Exercise objective:
Write out the material exactly, leaving every picture behind.
** start Given data **
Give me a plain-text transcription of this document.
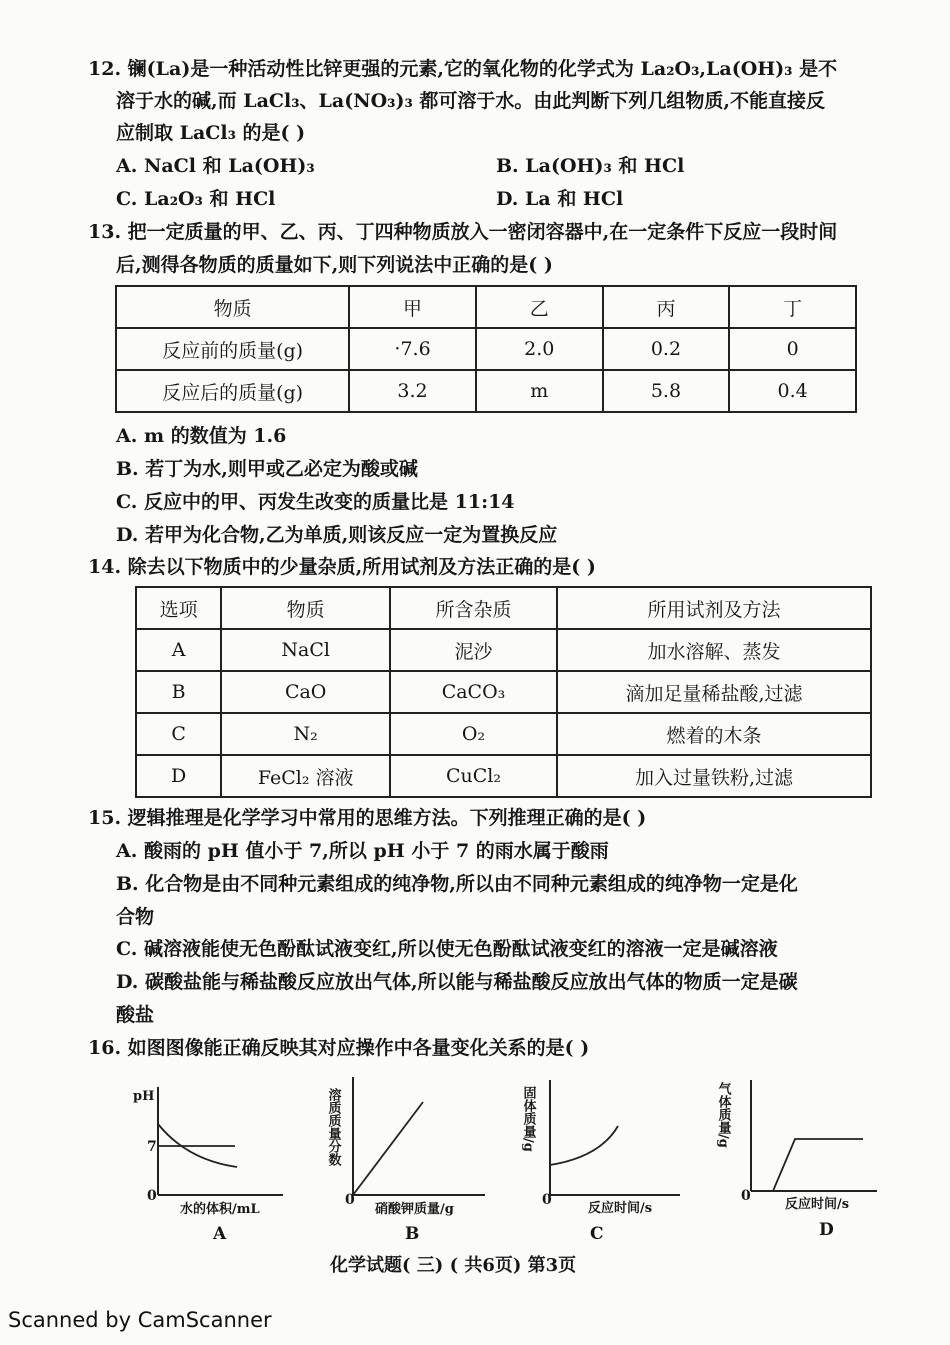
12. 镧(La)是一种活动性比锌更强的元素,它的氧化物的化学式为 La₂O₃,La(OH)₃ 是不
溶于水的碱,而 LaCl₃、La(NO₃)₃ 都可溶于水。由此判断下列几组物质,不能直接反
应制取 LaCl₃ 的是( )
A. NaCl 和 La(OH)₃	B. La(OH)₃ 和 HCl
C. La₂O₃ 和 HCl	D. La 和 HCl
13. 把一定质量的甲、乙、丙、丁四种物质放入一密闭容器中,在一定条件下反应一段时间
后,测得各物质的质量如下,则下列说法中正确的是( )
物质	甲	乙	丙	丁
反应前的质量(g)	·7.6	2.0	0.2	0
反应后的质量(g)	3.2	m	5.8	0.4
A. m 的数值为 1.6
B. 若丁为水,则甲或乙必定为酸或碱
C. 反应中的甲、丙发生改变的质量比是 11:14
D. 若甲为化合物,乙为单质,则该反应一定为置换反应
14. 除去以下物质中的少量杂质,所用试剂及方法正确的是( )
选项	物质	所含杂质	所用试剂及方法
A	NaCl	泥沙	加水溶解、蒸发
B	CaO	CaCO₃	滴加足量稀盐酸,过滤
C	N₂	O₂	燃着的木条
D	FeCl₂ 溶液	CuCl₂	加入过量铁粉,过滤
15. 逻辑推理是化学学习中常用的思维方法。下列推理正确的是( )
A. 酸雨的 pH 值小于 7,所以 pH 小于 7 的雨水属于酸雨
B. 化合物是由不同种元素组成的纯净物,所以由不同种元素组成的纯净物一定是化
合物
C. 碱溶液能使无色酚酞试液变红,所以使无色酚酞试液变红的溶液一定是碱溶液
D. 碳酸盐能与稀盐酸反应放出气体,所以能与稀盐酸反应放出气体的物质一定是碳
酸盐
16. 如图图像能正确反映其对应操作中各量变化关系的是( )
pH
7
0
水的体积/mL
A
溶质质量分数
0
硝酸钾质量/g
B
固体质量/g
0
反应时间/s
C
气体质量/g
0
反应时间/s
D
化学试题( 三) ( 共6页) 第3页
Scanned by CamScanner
** end Given data **
Solution for this problem:
Give me a plain-text transcription of this document.
12. 镧(La)是一种活动性比锌更强的元素,它的氧化物的化学式为 La₂O₃,La(OH)₃ 是不
溶于水的碱,而 LaCl₃、La(NO₃)₃ 都可溶于水。由此判断下列几组物质,不能直接反
应制取 LaCl₃ 的是( )
A. NaCl 和 La(OH)₃	B. La(OH)₃ 和 HCl
C. La₂O₃ 和 HCl	D. La 和 HCl
13. 把一定质量的甲、乙、丙、丁四种物质放入一密闭容器中,在一定条件下反应一段时间
后,测得各物质的质量如下,则下列说法中正确的是( )
物质	甲	乙	丙	丁
反应前的质量(g)	·7.6	2.0	0.2	0
反应后的质量(g)	3.2	m	5.8	0.4
A. m 的数值为 1.6
B. 若丁为水,则甲或乙必定为酸或碱
C. 反应中的甲、丙发生改变的质量比是 11:14
D. 若甲为化合物,乙为单质,则该反应一定为置换反应
14. 除去以下物质中的少量杂质,所用试剂及方法正确的是( )
选项	物质	所含杂质	所用试剂及方法
A	NaCl	泥沙	加水溶解、蒸发
B	CaO	CaCO₃	滴加足量稀盐酸,过滤
C	N₂	O₂	燃着的木条
D	FeCl₂ 溶液	CuCl₂	加入过量铁粉,过滤
15. 逻辑推理是化学学习中常用的思维方法。下列推理正确的是( )
A. 酸雨的 pH 值小于 7,所以 pH 小于 7 的雨水属于酸雨
B. 化合物是由不同种元素组成的纯净物,所以由不同种元素组成的纯净物一定是化
合物
C. 碱溶液能使无色酚酞试液变红,所以使无色酚酞试液变红的溶液一定是碱溶液
D. 碳酸盐能与稀盐酸反应放出气体,所以能与稀盐酸反应放出气体的物质一定是碳
酸盐
16. 如图图像能正确反映其对应操作中各量变化关系的是( )
pH
7
0
水的体积/mL
A
溶质质量分数
0
硝酸钾质量/g
B
固体质量/g
0
反应时间/s
C
气体质量/g
0
反应时间/s
D
化学试题( 三) ( 共6页) 第3页
Scanned by CamScanner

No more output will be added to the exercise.